>> BEGIN

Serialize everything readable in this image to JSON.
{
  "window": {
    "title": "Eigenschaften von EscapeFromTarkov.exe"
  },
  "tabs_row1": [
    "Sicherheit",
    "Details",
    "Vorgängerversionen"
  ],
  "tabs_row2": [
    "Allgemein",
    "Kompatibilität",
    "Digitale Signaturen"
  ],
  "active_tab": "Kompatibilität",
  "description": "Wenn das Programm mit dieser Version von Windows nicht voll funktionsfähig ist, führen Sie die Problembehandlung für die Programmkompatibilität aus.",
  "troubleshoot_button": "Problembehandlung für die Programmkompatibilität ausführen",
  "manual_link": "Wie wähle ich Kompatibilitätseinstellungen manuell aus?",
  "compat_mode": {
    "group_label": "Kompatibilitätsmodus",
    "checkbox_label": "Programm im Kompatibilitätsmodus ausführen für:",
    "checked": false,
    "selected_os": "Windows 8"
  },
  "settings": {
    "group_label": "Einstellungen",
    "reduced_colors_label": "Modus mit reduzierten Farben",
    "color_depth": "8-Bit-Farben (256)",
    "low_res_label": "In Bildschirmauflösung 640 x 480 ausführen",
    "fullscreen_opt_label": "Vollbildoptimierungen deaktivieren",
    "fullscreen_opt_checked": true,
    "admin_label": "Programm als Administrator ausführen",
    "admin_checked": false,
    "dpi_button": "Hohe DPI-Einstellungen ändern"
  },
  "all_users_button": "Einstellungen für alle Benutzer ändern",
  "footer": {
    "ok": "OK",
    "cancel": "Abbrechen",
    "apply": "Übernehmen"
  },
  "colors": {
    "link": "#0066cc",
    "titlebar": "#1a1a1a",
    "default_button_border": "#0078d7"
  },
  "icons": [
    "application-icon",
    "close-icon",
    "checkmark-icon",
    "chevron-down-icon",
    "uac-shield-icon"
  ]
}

>> END

Go over the records above line by line and count those holding the word "Programmkompatibilität". Reply only with the number.

■ Complete answer
2